▶ **DIRECTION**:
Go through the records below line by line, counting those that contain the word "placeholder"; answer with the count only.

○ ○ ○ ○ ○ ○ ○

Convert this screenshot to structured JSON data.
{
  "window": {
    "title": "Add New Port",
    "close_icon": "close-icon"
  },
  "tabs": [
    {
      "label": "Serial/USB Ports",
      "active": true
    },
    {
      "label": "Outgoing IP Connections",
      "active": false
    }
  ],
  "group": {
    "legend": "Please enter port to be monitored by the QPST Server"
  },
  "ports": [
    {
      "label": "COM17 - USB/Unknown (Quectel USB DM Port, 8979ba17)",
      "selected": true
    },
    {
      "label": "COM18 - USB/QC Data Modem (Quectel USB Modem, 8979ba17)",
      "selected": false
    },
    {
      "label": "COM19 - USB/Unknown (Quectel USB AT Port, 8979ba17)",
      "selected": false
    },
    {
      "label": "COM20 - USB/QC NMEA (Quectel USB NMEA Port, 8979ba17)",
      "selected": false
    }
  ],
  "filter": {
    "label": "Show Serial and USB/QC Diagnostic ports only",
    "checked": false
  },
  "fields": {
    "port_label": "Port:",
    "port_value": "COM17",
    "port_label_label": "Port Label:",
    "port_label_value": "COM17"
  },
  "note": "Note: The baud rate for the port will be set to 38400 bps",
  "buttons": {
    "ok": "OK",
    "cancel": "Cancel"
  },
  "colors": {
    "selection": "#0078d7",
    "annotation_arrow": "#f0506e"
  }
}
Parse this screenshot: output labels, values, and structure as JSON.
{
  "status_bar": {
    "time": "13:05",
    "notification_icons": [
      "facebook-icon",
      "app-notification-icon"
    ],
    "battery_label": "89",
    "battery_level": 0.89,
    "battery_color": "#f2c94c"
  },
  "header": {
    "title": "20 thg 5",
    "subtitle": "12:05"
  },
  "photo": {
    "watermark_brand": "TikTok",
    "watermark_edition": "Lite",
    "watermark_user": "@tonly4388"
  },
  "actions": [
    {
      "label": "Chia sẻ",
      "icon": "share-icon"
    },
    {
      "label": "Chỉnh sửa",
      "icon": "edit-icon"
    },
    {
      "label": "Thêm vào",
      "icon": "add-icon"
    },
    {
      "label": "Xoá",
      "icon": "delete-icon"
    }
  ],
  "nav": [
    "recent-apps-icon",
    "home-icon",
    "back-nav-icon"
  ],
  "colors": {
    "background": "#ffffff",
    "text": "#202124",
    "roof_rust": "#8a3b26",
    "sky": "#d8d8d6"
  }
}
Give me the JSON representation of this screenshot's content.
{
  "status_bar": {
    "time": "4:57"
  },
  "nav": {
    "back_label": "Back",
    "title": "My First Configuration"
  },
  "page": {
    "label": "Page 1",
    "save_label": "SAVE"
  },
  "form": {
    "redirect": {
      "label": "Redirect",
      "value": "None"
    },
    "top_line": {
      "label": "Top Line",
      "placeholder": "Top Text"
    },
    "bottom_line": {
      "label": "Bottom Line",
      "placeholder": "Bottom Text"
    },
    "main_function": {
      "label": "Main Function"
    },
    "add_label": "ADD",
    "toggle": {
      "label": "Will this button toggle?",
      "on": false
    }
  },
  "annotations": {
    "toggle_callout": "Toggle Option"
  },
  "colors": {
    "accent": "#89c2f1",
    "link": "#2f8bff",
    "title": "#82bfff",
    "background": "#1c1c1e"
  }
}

○ ○ ○ ○ ○ ○ ○

▶ **ANSWER IN FULL**:
2